━━ Passage shown
Why hasn’t someone made this into a movie!?
Angola is the huge country below the equator on the west coast of Africa. That’s where it all started. …ground zero for the transatlantic slave trade. White missionaries, greed, exploitative trade, tech advances that made exploration by sea possible, a massive need for labor and yes, tribal wars. It was the perfect storm for the greatest crime in human history, the capture, sale, and violent exportation of our ancestors.
Yes, and we know that the first enslaved Africans arrived in America 400 years ago, in 1619. The next part is not as well known.
20 or so Africans were the first to walk on American soil. They were survivors. They survived wars on the continent. They survived a 70-mile walk down the Kwanza River. They survived the humiliation of baptism and branding by Catholic traders of enslaved people. They survived the dungeons, the canoe ride to the ships, the months at sea, the sickness, filth, violence, and murder. They survived the day that their Portuguese ship was jacked by British pirates in little-ass boats. They sailed to America and were sold on the shores of Hampton, Virginia.
━━━━
**Requirement 1:**
Please duplicate the passage on the first enslaved Africans in America word for word, starting with "Why hasn’t someone" and going on through "as well known.".
━━ The input
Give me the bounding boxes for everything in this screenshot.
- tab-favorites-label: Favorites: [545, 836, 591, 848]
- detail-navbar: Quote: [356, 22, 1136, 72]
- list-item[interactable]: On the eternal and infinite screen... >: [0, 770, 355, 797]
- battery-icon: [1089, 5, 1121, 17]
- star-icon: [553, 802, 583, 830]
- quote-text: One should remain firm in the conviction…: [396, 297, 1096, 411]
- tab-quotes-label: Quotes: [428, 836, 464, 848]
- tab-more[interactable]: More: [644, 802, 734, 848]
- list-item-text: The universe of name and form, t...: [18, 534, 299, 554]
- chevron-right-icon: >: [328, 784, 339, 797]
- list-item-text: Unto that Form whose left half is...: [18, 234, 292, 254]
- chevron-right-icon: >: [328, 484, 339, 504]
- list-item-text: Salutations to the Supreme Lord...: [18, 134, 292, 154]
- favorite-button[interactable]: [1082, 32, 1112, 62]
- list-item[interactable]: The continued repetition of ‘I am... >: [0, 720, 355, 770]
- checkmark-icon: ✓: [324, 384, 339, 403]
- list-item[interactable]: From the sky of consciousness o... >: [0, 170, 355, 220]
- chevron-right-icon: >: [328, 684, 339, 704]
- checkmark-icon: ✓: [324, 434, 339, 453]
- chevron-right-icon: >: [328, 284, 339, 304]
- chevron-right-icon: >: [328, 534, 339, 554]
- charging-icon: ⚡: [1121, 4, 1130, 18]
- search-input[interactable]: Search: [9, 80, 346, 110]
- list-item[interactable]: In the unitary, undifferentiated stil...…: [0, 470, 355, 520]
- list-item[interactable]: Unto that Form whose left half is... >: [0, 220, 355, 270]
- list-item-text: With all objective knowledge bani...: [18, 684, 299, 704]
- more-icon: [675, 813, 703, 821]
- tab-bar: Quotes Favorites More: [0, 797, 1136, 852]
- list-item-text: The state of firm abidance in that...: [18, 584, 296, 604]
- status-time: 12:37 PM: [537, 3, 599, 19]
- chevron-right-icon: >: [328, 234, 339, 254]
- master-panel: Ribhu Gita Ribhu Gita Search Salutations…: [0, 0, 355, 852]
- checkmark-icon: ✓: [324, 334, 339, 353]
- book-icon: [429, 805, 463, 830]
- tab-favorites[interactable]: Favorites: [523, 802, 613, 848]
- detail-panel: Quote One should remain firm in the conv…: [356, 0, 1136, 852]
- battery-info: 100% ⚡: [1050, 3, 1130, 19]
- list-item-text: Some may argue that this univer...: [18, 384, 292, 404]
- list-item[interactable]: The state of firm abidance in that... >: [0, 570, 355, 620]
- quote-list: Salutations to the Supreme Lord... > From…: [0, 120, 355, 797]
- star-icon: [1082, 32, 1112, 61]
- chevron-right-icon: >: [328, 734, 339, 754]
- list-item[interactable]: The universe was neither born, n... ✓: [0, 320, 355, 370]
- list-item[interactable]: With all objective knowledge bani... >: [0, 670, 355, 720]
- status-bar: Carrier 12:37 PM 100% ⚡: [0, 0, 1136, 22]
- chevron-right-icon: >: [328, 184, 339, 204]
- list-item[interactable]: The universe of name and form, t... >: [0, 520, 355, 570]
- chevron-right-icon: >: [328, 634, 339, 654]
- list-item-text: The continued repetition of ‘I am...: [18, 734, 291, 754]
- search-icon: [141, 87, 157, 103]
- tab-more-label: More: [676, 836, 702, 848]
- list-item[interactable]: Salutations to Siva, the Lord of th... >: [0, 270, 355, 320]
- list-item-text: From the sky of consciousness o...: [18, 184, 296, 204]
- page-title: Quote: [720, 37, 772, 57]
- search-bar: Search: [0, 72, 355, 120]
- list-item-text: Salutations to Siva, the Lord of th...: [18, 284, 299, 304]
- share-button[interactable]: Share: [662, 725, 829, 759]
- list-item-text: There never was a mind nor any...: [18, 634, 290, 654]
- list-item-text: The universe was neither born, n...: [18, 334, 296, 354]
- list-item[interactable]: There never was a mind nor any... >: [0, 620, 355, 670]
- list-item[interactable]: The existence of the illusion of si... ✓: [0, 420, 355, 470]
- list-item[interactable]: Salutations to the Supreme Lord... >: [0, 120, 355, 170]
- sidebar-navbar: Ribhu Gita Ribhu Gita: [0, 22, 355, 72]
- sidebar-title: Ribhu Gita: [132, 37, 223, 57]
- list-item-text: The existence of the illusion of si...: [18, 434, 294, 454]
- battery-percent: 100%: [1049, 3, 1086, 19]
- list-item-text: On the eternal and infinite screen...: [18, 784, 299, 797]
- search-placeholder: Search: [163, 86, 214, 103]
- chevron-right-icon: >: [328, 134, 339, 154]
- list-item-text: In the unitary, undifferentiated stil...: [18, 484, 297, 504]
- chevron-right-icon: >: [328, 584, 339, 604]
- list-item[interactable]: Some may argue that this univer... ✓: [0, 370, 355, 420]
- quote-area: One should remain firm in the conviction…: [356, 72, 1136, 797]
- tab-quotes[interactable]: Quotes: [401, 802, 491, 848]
━━━━
**Requirement 2:**
Set down the rows exactly as they appear, starting with the first row and going on through the line with "- list-item[interactable]: The continued", both included.

**Exercise response 1:**
Why hasn’t someone made this into a movie!?
Angola is the huge country below the equator on the west coast of Africa. That’s where it all started. …ground zero for the transatlantic slave trade. White missionaries, greed, exploitative trade, tech advances that made exploration by sea possible, a massive need for labor and yes, tribal wars. It was the perfect storm for the greatest crime in human history, the capture, sale, and violent exportation of our ancestors.
Yes, and we know that the first enslaved Africans arrived in America 400 years ago, in 1619. The next part is not as well known.

**Exercise response 2:**
Give me the bounding boxes for everything in this screenshot.
- tab-favorites-label: Favorites: [545, 836, 591, 848]
- detail-navbar: Quote: [356, 22, 1136, 72]
- list-item[interactable]: On the eternal and infinite screen... >: [0, 770, 355, 797]
- battery-icon: [1089, 5, 1121, 17]
- star-icon: [553, 802, 583, 830]
- quote-text: One should remain firm in the conviction…: [396, 297, 1096, 411]
- tab-quotes-label: Quotes: [428, 836, 464, 848]
- tab-more[interactable]: More: [644, 802, 734, 848]
- list-item-text: The universe of name and form, t...: [18, 534, 299, 554]
- chevron-right-icon: >: [328, 784, 339, 797]
- list-item-text: Unto that Form whose left half is...: [18, 234, 292, 254]
- chevron-right-icon: >: [328, 484, 339, 504]
- list-item-text: Salutations to the Supreme Lord...: [18, 134, 292, 154]
- favorite-button[interactable]: [1082, 32, 1112, 62]
- list-item[interactable]: The continued repetition of ‘I am... >: [0, 720, 355, 770]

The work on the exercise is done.